Using the listing below, please gather every line containing the word "doit".
******
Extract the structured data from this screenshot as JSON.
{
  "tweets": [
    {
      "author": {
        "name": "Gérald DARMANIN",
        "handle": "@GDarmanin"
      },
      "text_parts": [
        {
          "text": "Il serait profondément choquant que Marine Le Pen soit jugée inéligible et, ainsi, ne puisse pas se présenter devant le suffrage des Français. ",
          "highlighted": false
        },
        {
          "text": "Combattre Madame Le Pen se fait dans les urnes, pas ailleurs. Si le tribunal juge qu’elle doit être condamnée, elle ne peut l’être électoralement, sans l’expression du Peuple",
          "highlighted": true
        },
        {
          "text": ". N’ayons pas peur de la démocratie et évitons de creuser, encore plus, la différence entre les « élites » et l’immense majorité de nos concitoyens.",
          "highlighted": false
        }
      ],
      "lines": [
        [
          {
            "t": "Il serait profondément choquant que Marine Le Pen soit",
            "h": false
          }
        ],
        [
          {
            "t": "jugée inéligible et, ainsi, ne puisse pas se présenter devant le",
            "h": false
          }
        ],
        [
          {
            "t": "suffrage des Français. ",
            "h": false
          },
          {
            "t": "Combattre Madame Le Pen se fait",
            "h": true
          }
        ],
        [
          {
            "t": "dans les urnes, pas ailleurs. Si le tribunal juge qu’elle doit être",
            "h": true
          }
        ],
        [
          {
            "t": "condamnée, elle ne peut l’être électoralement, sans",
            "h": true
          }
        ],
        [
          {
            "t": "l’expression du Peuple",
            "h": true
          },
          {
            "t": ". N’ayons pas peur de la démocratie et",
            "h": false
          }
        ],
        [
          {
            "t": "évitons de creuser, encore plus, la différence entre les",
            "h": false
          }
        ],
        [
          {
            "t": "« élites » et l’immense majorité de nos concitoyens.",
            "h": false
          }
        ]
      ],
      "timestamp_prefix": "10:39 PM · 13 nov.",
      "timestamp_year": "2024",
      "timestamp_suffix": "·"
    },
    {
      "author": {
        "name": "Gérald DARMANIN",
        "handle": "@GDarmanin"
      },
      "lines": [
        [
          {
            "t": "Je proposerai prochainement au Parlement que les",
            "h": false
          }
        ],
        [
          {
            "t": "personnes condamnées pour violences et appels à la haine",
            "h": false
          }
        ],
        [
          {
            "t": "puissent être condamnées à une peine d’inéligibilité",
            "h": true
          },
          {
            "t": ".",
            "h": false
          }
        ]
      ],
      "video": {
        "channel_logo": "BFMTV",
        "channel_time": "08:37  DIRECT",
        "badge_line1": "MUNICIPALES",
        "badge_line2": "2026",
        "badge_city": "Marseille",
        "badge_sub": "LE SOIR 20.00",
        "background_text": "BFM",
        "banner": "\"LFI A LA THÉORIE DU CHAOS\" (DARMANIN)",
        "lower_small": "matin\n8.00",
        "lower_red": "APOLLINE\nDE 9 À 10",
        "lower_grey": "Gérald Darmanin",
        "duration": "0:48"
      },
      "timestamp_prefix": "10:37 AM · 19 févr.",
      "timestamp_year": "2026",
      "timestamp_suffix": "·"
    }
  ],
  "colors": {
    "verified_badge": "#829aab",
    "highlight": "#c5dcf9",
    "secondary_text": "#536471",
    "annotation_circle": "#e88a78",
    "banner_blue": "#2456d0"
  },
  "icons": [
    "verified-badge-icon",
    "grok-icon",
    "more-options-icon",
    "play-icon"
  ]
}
******
#### Expected answer:
          "text": "Combattre Madame Le Pen se fait dans les urnes, pas ailleurs. Si le tribunal juge qu’elle doit être condamnée, elle ne peut l’être électoralement, sans l’expression du Peuple",
            "t": "dans les urnes, pas ailleurs. Si le tribunal juge qu’elle doit être",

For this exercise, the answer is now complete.